[Collected data entries]
******************************

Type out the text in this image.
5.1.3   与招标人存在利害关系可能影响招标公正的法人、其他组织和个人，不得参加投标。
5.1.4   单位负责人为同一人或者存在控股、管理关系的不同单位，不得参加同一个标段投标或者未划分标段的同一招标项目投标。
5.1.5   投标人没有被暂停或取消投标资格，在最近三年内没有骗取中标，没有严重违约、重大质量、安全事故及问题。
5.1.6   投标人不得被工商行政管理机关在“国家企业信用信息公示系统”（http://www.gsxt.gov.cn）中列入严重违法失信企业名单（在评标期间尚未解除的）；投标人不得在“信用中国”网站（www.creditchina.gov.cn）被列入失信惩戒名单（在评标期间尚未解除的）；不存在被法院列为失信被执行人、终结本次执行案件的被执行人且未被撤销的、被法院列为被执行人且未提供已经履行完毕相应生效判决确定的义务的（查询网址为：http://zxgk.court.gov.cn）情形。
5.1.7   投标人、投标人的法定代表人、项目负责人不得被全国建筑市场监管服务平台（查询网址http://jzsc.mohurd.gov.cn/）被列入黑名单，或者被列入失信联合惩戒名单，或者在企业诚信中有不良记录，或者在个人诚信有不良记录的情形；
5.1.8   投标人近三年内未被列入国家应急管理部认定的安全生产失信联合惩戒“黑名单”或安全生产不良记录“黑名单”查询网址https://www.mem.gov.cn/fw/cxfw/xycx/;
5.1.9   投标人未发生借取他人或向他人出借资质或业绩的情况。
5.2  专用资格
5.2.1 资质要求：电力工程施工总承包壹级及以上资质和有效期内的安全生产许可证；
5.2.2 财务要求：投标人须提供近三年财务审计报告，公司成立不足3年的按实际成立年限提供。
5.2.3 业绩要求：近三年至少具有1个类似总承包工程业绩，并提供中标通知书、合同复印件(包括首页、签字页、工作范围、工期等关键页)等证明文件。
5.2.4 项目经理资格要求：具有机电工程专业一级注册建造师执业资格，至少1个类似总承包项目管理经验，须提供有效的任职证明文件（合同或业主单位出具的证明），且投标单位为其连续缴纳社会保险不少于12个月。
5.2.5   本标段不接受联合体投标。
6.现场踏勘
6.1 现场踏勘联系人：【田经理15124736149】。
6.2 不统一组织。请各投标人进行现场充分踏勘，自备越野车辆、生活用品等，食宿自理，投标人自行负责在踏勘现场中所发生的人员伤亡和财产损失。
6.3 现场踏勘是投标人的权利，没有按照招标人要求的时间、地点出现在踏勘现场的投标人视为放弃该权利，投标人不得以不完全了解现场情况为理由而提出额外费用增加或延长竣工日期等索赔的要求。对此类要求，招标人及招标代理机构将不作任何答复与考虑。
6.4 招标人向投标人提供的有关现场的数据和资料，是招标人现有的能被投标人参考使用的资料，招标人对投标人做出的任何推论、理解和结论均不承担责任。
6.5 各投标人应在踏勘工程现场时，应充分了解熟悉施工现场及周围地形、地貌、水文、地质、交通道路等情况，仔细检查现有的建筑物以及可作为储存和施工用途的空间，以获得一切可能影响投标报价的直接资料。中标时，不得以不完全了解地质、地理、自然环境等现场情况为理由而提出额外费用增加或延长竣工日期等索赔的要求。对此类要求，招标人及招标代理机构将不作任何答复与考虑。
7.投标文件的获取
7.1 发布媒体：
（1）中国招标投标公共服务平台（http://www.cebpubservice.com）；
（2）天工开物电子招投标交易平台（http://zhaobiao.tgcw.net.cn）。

******************************

(Instructions to follow)
Please output the entire listing exactly as it stands.

(Reply to the task)
Type out the text in this image.
5.1.3   与招标人存在利害关系可能影响招标公正的法人、其他组织和个人，不得参加投标。
5.1.4   单位负责人为同一人或者存在控股、管理关系的不同单位，不得参加同一个标段投标或者未划分标段的同一招标项目投标。
5.1.5   投标人没有被暂停或取消投标资格，在最近三年内没有骗取中标，没有严重违约、重大质量、安全事故及问题。
5.1.6   投标人不得被工商行政管理机关在“国家企业信用信息公示系统”（http://www.gsxt.gov.cn）中列入严重违法失信企业名单（在评标期间尚未解除的）；投标人不得在“信用中国”网站（www.creditchina.gov.cn）被列入失信惩戒名单（在评标期间尚未解除的）；不存在被法院列为失信被执行人、终结本次执行案件的被执行人且未被撤销的、被法院列为被执行人且未提供已经履行完毕相应生效判决确定的义务的（查询网址为：http://zxgk.court.gov.cn）情形。
5.1.7   投标人、投标人的法定代表人、项目负责人不得被全国建筑市场监管服务平台（查询网址http://jzsc.mohurd.gov.cn/）被列入黑名单，或者被列入失信联合惩戒名单，或者在企业诚信中有不良记录，或者在个人诚信有不良记录的情形；
5.1.8   投标人近三年内未被列入国家应急管理部认定的安全生产失信联合惩戒“黑名单”或安全生产不良记录“黑名单”查询网址https://www.mem.gov.cn/fw/cxfw/xycx/;
5.1.9   投标人未发生借取他人或向他人出借资质或业绩的情况。
5.2  专用资格
5.2.1 资质要求：电力工程施工总承包壹级及以上资质和有效期内的安全生产许可证；
5.2.2 财务要求：投标人须提供近三年财务审计报告，公司成立不足3年的按实际成立年限提供。
5.2.3 业绩要求：近三年至少具有1个类似总承包工程业绩，并提供中标通知书、合同复印件(包括首页、签字页、工作范围、工期等关键页)等证明文件。
5.2.4 项目经理资格要求：具有机电工程专业一级注册建造师执业资格，至少1个类似总承包项目管理经验，须提供有效的任职证明文件（合同或业主单位出具的证明），且投标单位为其连续缴纳社会保险不少于12个月。
5.2.5   本标段不接受联合体投标。
6.现场踏勘
6.1 现场踏勘联系人：【田经理15124736149】。
6.2 不统一组织。请各投标人进行现场充分踏勘，自备越野车辆、生活用品等，食宿自理，投标人自行负责在踏勘现场中所发生的人员伤亡和财产损失。
6.3 现场踏勘是投标人的权利，没有按照招标人要求的时间、地点出现在踏勘现场的投标人视为放弃该权利，投标人不得以不完全了解现场情况为理由而提出额外费用增加或延长竣工日期等索赔的要求。对此类要求，招标人及招标代理机构将不作任何答复与考虑。
6.4 招标人向投标人提供的有关现场的数据和资料，是招标人现有的能被投标人参考使用的资料，招标人对投标人做出的任何推论、理解和结论均不承担责任。
6.5 各投标人应在踏勘工程现场时，应充分了解熟悉施工现场及周围地形、地貌、水文、地质、交通道路等情况，仔细检查现有的建筑物以及可作为储存和施工用途的空间，以获得一切可能影响投标报价的直接资料。中标时，不得以不完全了解地质、地理、自然环境等现场情况为理由而提出额外费用增加或延长竣工日期等索赔的要求。对此类要求，招标人及招标代理机构将不作任何答复与考虑。
7.投标文件的获取
7.1 发布媒体：
（1）中国招标投标公共服务平台（http://www.cebpubservice.com）；
（2）天工开物电子招投标交易平台（http://zhaobiao.tgcw.net.cn）。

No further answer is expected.